### Material for this exercise:
--- START ---
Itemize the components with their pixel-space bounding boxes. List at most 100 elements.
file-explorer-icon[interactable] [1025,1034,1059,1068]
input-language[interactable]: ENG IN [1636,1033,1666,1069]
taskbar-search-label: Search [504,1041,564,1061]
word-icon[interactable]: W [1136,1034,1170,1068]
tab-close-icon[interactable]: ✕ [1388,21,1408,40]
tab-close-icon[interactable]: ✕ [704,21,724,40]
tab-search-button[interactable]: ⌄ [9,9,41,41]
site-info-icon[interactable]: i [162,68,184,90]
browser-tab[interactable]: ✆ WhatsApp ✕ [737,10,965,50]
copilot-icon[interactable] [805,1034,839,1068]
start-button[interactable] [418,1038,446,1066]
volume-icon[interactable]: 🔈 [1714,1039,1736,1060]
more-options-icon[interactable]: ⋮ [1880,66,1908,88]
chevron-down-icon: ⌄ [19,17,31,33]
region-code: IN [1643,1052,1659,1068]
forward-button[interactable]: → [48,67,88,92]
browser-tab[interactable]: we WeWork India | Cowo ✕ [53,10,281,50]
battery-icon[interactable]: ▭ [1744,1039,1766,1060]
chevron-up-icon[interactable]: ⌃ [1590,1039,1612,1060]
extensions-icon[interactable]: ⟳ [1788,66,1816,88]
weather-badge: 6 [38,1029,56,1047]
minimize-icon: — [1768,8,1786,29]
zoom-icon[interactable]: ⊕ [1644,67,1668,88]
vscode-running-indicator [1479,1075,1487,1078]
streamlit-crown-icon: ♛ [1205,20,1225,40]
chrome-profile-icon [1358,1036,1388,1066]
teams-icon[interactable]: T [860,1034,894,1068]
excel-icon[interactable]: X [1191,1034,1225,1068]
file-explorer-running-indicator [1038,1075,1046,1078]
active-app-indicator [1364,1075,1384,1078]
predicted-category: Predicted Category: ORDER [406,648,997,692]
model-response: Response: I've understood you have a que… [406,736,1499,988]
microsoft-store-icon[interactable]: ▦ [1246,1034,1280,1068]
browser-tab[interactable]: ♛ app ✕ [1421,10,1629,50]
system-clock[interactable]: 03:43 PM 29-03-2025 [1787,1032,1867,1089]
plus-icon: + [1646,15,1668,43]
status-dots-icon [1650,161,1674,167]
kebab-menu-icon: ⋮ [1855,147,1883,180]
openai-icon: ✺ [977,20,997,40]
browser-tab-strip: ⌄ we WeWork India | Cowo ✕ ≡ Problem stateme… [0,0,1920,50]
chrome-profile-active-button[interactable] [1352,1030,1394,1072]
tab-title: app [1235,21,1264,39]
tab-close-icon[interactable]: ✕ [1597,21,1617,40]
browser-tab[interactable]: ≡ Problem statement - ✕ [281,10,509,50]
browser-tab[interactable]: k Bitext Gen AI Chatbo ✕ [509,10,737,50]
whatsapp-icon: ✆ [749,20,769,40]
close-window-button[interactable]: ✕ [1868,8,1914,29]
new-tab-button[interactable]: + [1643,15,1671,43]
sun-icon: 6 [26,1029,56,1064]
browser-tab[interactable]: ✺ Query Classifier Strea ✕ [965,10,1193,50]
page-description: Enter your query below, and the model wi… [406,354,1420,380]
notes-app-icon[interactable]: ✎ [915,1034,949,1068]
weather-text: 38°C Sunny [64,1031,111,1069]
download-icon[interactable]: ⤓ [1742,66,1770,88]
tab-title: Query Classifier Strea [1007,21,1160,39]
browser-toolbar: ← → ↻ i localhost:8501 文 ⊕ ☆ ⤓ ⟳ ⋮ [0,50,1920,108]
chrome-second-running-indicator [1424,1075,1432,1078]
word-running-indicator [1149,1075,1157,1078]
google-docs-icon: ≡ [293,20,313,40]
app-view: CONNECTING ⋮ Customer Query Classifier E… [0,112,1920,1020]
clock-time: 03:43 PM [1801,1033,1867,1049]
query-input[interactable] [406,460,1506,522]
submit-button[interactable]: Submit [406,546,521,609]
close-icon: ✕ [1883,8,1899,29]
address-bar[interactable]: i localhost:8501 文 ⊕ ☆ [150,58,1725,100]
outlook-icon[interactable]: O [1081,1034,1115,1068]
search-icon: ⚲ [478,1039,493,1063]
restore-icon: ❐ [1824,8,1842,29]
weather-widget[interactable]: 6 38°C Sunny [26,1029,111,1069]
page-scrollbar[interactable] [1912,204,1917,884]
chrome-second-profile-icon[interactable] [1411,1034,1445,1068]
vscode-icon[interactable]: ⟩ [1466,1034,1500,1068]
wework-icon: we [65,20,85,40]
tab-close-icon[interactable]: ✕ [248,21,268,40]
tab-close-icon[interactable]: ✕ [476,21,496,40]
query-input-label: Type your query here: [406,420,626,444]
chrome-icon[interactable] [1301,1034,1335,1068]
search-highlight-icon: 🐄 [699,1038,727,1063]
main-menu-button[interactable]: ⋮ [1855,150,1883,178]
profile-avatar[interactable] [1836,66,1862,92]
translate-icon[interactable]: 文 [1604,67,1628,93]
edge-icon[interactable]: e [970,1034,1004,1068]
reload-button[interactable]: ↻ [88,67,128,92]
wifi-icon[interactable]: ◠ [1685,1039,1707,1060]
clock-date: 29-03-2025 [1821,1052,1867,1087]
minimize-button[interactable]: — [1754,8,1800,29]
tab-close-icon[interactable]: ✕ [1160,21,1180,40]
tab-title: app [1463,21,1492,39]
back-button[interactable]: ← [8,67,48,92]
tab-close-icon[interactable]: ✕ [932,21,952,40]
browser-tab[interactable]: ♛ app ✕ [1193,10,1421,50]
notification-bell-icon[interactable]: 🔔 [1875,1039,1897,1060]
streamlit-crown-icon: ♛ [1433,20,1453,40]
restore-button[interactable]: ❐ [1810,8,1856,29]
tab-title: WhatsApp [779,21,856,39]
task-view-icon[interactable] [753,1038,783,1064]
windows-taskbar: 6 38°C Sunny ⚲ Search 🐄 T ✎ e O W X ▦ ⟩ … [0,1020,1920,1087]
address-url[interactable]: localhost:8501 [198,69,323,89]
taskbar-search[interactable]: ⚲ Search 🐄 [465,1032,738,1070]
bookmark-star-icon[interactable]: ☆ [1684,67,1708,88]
--- END ---
### Challenge:
Rewrite the data above as a JSON list of strings, one string per line, leaving out any blank lines.

### Answer to this problem:
[
  "Itemize the components with their pixel-space bounding boxes. List at most 100 elements.",
  "file-explorer-icon[interactable] [1025,1034,1059,1068]",
  "input-language[interactable]: ENG IN [1636,1033,1666,1069]",
  "taskbar-search-label: Search [504,1041,564,1061]",
  "word-icon[interactable]: W [1136,1034,1170,1068]",
  "tab-close-icon[interactable]: ✕ [1388,21,1408,40]",
  "tab-close-icon[interactable]: ✕ [704,21,724,40]",
  "tab-search-button[interactable]: ⌄ [9,9,41,41]",
  "site-info-icon[interactable]: i [162,68,184,90]",
  "browser-tab[interactable]: ✆ WhatsApp ✕ [737,10,965,50]",
  "copilot-icon[interactable] [805,1034,839,1068]",
  "start-button[interactable] [418,1038,446,1066]",
  "volume-icon[interactable]: 🔈 [1714,1039,1736,1060]",
  "more-options-icon[interactable]: ⋮ [1880,66,1908,88]",
  "chevron-down-icon: ⌄ [19,17,31,33]",
  "region-code: IN [1643,1052,1659,1068]",
  "forward-button[interactable]: → [48,67,88,92]",
  "browser-tab[interactable]: we WeWork India | Cowo ✕ [53,10,281,50]",
  "battery-icon[interactable]: ▭ [1744,1039,1766,1060]",
  "chevron-up-icon[interactable]: ⌃ [1590,1039,1612,1060]",
  "extensions-icon[interactable]: ⟳ [1788,66,1816,88]",
  "weather-badge: 6 [38,1029,56,1047]",
  "minimize-icon: — [1768,8,1786,29]",
  "zoom-icon[interactable]: ⊕ [1644,67,1668,88]",
  "vscode-running-indicator [1479,1075,1487,1078]",
  "streamlit-crown-icon: ♛ [1205,20,1225,40]",
  "chrome-profile-icon [1358,1036,1388,1066]",
  "teams-icon[interactable]: T [860,1034,894,1068]",
  "excel-icon[interactable]: X [1191,1034,1225,1068]",
  "file-explorer-running-indicator [1038,1075,1046,1078]",
  "active-app-indicator [1364,1075,1384,1078]",
  "predicted-category: Predicted Category: ORDER [406,648,997,692]",
  "model-response: Response: I've understood you have a que… [406,736,1499,988]",
  "microsoft-store-icon[interactable]: ▦ [1246,1034,1280,1068]",
  "browser-tab[interactable]: ♛ app ✕ [1421,10,1629,50]",
  "system-clock[interactable]: 03:43 PM 29-03-2025 [1787,1032,1867,1089]",
  "plus-icon: + [1646,15,1668,43]",
  "status-dots-icon [1650,161,1674,167]",
  "kebab-menu-icon: ⋮ [1855,147,1883,180]",
  "openai-icon: ✺ [977,20,997,40]",
  "browser-tab-strip: ⌄ we WeWork India | Cowo ✕ ≡ Problem stateme… [0,0,1920,50]",
  "chrome-profile-active-button[interactable] [1352,1030,1394,1072]",
  "tab-title: app [1235,21,1264,39]",
  "tab-close-icon[interactable]: ✕ [1597,21,1617,40]",
  "browser-tab[interactable]: ≡ Problem statement - ✕ [281,10,509,50]",
  "browser-tab[interactable]: k Bitext Gen AI Chatbo ✕ [509,10,737,50]",
  "whatsapp-icon: ✆ [749,20,769,40]",
  "close-window-button[interactable]: ✕ [1868,8,1914,29]",
  "new-tab-button[interactable]: + [1643,15,1671,43]",
  "sun-icon: 6 [26,1029,56,1064]",
  "browser-tab[interactable]: ✺ Query Classifier Strea ✕ [965,10,1193,50]",
  "page-description: Enter your query below, and the model wi… [406,354,1420,380]",
  "notes-app-icon[interactable]: ✎ [915,1034,949,1068]",
  "weather-text: 38°C Sunny [64,1031,111,1069]",
  "download-icon[interactable]: ⤓ [1742,66,1770,88]",
  "tab-title: Query Classifier Strea [1007,21,1160,39]",
  "browser-toolbar: ← → ↻ i localhost:8501 文 ⊕ ☆ ⤓ ⟳ ⋮ [0,50,1920,108]",
  "chrome-second-running-indicator [1424,1075,1432,1078]",
  "word-running-indicator [1149,1075,1157,1078]",
  "google-docs-icon: ≡ [293,20,313,40]",
  "app-view: CONNECTING ⋮ Customer Query Classifier E… [0,112,1920,1020]",
  "clock-time: 03:43 PM [1801,1033,1867,1049]",
  "query-input[interactable] [406,460,1506,522]",
  "submit-button[interactable]: Submit [406,546,521,609]",
  "close-icon: ✕ [1883,8,1899,29]",
  "address-bar[interactable]: i localhost:8501 文 ⊕ ☆ [150,58,1725,100]",
  "outlook-icon[interactable]: O [1081,1034,1115,1068]",
  "search-icon: ⚲ [478,1039,493,1063]",
  "restore-icon: ❐ [1824,8,1842,29]",
  "weather-widget[interactable]: 6 38°C Sunny [26,1029,111,1069]",
  "page-scrollbar[interactable] [1912,204,1917,884]",
  "chrome-second-profile-icon[interactable] [1411,1034,1445,1068]",
  "vscode-icon[interactable]: ⟩ [1466,1034,1500,1068]",
  "wework-icon: we [65,20,85,40]",
  "tab-close-icon[interactable]: ✕ [248,21,268,40]",
  "tab-close-icon[interactable]: ✕ [476,21,496,40]",
  "query-input-label: Type your query here: [406,420,626,444]",
  "chrome-icon[interactable] [1301,1034,1335,1068]",
  "search-highlight-icon: 🐄 [699,1038,727,1063]",
  "main-menu-button[interactable]: ⋮ [1855,150,1883,178]",
  "profile-avatar[interactable] [1836,66,1862,92]",
  "translate-icon[interactable]: 文 [1604,67,1628,93]",
  "edge-icon[interactable]: e [970,1034,1004,1068]",
  "reload-button[interactable]: ↻ [88,67,128,92]",
  "wifi-icon[interactable]: ◠ [1685,1039,1707,1060]",
  "clock-date: 29-03-2025 [1821,1052,1867,1087]",
  "minimize-button[interactable]: — [1754,8,1800,29]",
  "tab-close-icon[interactable]: ✕ [1160,21,1180,40]",
  "tab-title: app [1463,21,1492,39]",
  "back-button[interactable]: ← [8,67,48,92]",
  "tab-close-icon[interactable]: ✕ [932,21,952,40]",
  "browser-tab[interactable]: ♛ app ✕ [1193,10,1421,50]",
  "notification-bell-icon[interactable]: 🔔 [1875,1039,1897,1060]",
  "streamlit-crown-icon: ♛ [1433,20,1453,40]",
  "restore-button[interactable]: ❐ [1810,8,1856,29]",
  "tab-title: WhatsApp [779,21,856,39]",
  "task-view-icon[interactable] [753,1038,783,1064]",
  "windows-taskbar: 6 38°C Sunny ⚲ Search 🐄 T ✎ e O W X ▦ ⟩ … [0,1020,1920,1087]",
  "address-url[interactable]: localhost:8501 [198,69,323,89]",
  "taskbar-search[interactable]: ⚲ Search 🐄 [465,1032,738,1070]",
  "bookmark-star-icon[interactable]: ☆ [1684,67,1708,88]"
]